### [SUA TAREFA]
Dê continuidade ao texto sobre o bilhete ofensivo deixado embaixo da carteira, começando logo após a última frase apresentada.

### [TEXTO FORNECIDO]
-------
O papelinho foi colocado de forma estratégica para ser encontrado facilmente, embaixo da carteira. Nele, uma ofensa amarga, crua e debochada, que vai direto ao coração e fica guardada por muitos anos na cachola, quiçá a vida inteira. Irreprodutível.

Tinha também um recado para biscoita, minha filha, que chorou baixinho, reclamou, mas ficou mesmo aflita foi com o impacto que aquilo causaria em Lulu, sua amiga, menininha de uma beleza gostosa, com sobrancelhas marcantes, cabelos ondulados e uma formosura só dela.

"Não fica preocupada, não, Elis. Eu não ligo. Já me acostumei, não é a primeira vez", foi o relato dela, que fala calminho e troca graciosamente algumas letras. É diferente, é única, é um baú de aprendizados para qualquer amigo, para qualquer um que entendeu que a graça de viver está nas descobertas de possibilidades de ser feliz.
-------
### [TRECHOS DA LISTAGEM]
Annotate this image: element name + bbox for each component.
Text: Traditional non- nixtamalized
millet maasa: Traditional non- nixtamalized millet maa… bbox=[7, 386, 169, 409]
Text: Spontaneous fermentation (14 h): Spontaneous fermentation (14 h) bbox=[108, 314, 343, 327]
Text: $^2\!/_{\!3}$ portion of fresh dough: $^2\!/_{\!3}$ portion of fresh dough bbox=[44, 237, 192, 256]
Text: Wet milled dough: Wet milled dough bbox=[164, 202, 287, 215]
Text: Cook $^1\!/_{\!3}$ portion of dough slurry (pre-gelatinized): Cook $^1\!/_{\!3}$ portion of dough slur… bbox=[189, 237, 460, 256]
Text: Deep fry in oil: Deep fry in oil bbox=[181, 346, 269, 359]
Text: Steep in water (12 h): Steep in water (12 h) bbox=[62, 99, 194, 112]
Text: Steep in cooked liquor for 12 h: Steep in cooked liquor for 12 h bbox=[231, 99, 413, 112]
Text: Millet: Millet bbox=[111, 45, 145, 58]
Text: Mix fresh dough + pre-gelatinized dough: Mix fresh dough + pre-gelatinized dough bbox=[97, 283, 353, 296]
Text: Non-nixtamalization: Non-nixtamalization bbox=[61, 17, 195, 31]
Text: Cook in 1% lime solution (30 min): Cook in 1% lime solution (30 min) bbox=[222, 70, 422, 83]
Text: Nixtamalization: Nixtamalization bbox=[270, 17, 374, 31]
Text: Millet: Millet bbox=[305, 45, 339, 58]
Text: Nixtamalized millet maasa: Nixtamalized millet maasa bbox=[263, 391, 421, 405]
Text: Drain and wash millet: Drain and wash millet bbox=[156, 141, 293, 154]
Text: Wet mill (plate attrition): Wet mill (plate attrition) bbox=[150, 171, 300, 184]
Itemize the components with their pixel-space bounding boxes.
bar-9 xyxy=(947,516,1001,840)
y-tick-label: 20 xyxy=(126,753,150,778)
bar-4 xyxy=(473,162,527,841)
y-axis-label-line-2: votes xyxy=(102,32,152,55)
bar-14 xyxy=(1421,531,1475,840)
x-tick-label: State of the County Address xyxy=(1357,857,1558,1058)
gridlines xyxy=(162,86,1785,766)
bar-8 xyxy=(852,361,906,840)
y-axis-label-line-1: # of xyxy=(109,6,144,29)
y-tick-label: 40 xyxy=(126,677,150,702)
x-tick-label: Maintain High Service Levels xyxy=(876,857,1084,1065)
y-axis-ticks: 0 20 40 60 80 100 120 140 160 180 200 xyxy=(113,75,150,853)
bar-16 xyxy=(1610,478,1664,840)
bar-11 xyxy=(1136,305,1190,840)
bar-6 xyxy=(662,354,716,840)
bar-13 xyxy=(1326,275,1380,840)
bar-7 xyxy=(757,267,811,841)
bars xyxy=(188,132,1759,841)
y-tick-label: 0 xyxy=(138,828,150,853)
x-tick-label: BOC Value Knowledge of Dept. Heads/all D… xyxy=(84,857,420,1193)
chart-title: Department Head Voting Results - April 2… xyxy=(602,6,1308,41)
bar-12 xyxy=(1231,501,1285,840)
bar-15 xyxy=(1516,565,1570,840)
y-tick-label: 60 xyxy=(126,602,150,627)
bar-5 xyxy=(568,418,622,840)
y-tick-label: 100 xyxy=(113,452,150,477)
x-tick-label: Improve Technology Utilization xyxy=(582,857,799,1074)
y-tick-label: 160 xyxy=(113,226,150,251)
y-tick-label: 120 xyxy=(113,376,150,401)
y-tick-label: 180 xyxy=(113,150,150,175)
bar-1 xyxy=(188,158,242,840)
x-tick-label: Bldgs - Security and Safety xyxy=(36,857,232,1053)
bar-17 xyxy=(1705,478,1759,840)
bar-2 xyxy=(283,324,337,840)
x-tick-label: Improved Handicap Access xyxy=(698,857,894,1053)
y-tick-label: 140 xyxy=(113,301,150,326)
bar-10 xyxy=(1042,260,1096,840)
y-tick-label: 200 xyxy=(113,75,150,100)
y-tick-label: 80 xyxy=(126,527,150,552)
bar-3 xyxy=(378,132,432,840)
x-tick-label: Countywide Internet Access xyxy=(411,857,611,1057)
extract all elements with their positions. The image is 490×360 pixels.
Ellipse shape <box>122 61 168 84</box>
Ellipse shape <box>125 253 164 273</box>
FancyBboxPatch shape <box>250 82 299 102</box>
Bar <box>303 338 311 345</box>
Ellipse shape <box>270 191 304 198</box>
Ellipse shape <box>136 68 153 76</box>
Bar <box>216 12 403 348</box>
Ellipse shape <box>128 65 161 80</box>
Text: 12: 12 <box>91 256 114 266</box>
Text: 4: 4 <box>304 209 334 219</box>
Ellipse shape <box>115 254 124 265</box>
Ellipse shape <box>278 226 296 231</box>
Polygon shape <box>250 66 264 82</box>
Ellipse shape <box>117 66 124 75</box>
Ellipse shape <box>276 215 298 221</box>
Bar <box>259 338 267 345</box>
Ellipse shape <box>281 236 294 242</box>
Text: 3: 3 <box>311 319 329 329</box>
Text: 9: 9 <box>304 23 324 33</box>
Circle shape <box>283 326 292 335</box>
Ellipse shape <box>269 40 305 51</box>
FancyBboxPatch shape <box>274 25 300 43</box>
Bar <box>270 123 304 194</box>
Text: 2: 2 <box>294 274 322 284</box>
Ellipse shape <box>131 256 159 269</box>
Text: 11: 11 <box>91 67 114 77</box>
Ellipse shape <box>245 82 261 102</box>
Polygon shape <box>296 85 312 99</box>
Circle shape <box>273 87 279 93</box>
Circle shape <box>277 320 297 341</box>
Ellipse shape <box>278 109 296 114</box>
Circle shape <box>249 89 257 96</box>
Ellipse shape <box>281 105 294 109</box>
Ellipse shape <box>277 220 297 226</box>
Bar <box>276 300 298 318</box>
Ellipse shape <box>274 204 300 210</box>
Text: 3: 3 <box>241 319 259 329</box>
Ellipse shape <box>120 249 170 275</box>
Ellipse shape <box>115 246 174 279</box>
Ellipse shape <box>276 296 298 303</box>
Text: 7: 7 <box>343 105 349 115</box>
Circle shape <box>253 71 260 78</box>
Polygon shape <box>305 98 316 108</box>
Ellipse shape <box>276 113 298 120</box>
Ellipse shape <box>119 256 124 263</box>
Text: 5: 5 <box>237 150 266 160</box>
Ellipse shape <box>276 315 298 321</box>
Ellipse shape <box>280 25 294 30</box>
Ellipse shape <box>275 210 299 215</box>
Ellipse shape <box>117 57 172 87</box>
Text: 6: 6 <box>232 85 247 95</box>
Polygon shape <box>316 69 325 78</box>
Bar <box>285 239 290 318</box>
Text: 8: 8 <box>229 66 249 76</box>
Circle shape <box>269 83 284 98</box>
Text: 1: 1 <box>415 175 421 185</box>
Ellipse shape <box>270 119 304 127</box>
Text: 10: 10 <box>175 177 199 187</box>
-------
### [RESULTADO DA TAREFA]
"Já me acostumei" talvez seja a frase mais dolorosa de toda essa história. Nenhuma criança deveria precisar se acostumar a ser ferida. Há uma garota aprendendo a suportar algo que os adultos e a comunidade ao redor deveriam impedir ou ao menos se mobilizar pelo contrário.

Crianças não aderem a valores humanos de forma automática, nem necessariamente com proximidade de exemplos –embora ajudem muito. Penso ser preciso ligá-los a sentimentos, a sensações e a afetos. Fazê-los germinar com troca de experiências, com escutas bem conduzidas, com práticas incansáveis de demonstrações de que o mundo é de todo mundo.